§ **Instruction**: Find the string "subtitle" in the entries and copy each line that has it.
## Begin Source material
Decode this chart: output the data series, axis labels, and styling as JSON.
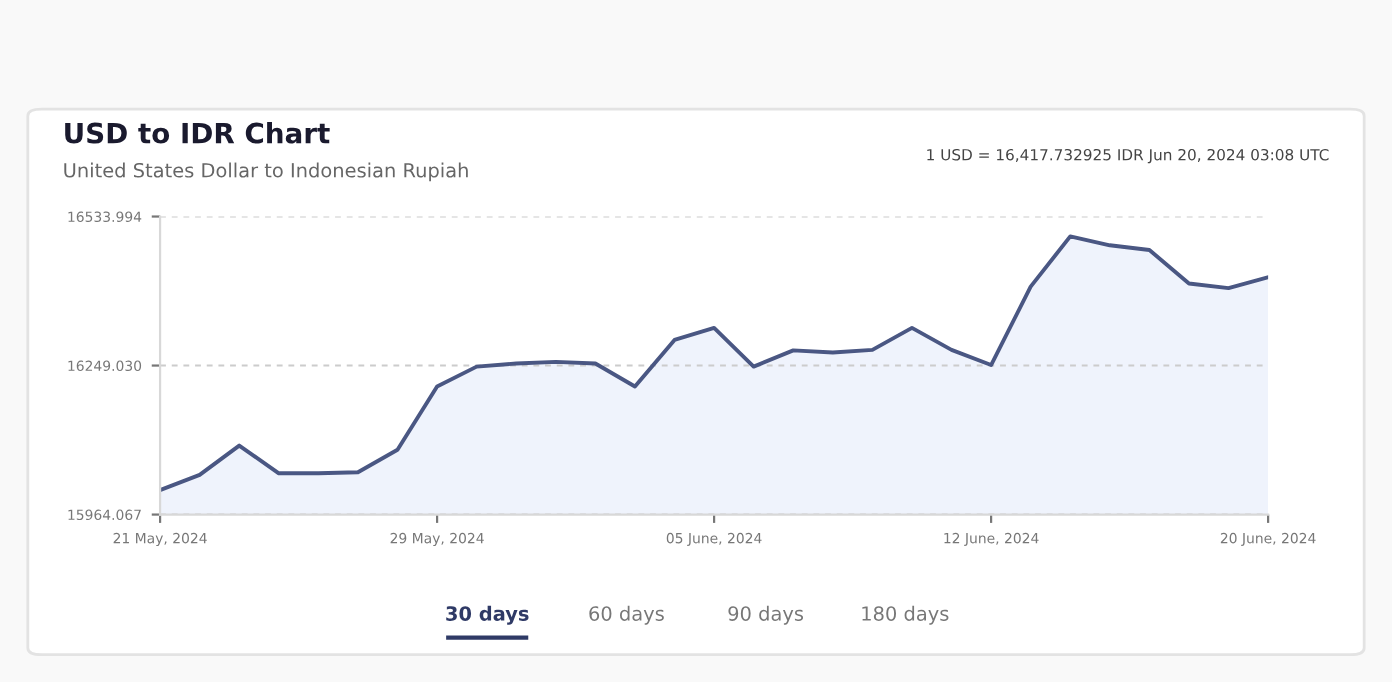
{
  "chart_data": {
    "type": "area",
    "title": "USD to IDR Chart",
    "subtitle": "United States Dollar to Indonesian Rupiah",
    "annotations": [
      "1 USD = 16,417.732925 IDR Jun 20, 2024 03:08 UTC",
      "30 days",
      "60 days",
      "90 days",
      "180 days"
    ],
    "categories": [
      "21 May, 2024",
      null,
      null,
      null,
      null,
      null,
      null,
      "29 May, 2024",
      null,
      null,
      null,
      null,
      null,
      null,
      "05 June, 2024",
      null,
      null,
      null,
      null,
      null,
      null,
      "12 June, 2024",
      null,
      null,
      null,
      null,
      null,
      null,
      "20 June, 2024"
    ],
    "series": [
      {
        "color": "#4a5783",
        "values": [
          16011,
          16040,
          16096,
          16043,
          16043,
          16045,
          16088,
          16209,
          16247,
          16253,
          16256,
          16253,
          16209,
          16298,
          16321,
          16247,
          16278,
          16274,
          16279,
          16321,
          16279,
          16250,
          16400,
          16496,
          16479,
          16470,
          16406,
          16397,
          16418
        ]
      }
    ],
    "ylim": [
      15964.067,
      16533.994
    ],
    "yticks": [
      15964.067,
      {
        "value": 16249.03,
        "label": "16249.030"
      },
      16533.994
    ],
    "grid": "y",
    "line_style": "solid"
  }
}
## End Source material
## Begin Source material
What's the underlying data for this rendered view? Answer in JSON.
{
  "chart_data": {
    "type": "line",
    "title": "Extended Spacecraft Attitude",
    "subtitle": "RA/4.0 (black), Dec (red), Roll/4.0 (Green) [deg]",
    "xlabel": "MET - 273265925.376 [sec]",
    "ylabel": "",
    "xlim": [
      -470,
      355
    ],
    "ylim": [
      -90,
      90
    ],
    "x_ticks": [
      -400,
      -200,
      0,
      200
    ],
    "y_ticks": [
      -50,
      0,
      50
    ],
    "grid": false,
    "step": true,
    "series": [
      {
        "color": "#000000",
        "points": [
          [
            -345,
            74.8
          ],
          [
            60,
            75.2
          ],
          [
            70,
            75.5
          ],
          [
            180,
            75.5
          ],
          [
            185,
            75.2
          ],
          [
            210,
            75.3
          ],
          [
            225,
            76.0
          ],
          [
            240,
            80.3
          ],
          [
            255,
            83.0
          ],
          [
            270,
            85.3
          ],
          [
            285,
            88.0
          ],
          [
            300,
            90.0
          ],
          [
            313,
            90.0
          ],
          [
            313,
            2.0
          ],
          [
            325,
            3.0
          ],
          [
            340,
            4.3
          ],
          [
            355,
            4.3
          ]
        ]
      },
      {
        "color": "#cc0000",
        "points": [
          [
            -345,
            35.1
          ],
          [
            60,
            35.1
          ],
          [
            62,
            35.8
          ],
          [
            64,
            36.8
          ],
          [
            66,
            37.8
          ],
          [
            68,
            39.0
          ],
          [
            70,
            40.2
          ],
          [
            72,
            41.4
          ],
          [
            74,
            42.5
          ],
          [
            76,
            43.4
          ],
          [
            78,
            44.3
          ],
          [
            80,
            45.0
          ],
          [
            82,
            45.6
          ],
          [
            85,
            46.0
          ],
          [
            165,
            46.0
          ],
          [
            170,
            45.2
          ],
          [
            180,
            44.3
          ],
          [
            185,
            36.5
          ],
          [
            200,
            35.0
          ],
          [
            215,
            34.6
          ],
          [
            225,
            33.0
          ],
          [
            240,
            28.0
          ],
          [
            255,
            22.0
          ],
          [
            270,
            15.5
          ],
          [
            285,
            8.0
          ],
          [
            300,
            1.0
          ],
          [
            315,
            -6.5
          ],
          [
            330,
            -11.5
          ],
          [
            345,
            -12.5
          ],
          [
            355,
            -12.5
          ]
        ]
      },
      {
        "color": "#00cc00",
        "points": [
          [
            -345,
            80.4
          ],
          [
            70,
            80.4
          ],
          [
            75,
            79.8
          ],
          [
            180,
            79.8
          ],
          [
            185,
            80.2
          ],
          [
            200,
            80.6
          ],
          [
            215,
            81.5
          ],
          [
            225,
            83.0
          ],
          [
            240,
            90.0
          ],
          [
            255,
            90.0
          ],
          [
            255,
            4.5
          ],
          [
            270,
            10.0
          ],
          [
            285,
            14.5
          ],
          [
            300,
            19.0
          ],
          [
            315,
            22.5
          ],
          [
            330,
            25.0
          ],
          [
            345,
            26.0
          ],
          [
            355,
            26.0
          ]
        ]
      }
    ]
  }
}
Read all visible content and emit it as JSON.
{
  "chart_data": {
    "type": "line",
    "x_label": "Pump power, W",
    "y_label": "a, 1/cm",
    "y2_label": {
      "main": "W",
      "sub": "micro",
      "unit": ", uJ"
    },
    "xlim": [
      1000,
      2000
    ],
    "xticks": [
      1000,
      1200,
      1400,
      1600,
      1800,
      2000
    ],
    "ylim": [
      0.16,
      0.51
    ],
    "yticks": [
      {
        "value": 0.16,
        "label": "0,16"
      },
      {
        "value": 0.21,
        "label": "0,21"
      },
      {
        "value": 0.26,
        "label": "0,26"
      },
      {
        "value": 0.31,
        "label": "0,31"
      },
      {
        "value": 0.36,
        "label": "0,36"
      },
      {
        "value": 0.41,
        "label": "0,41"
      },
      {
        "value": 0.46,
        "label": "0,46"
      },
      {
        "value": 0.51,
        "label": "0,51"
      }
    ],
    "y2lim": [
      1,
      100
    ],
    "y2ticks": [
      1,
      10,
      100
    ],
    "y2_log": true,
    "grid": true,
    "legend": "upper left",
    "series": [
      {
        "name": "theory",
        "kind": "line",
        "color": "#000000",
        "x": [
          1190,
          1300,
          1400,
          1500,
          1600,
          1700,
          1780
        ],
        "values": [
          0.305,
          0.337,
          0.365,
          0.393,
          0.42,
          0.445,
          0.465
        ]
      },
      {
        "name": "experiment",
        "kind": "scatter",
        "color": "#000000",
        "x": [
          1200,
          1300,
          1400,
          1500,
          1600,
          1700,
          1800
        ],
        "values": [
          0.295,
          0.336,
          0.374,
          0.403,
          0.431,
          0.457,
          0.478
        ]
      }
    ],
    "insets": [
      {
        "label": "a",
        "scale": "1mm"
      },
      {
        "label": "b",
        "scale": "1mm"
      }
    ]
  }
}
## End Source material
§ **Exercise solution**:
    "subtitle": "United States Dollar to Indonesian Rupiah",
    "subtitle": "RA/4.0 (black), Dec (red), Roll/4.0 (Green) [deg]",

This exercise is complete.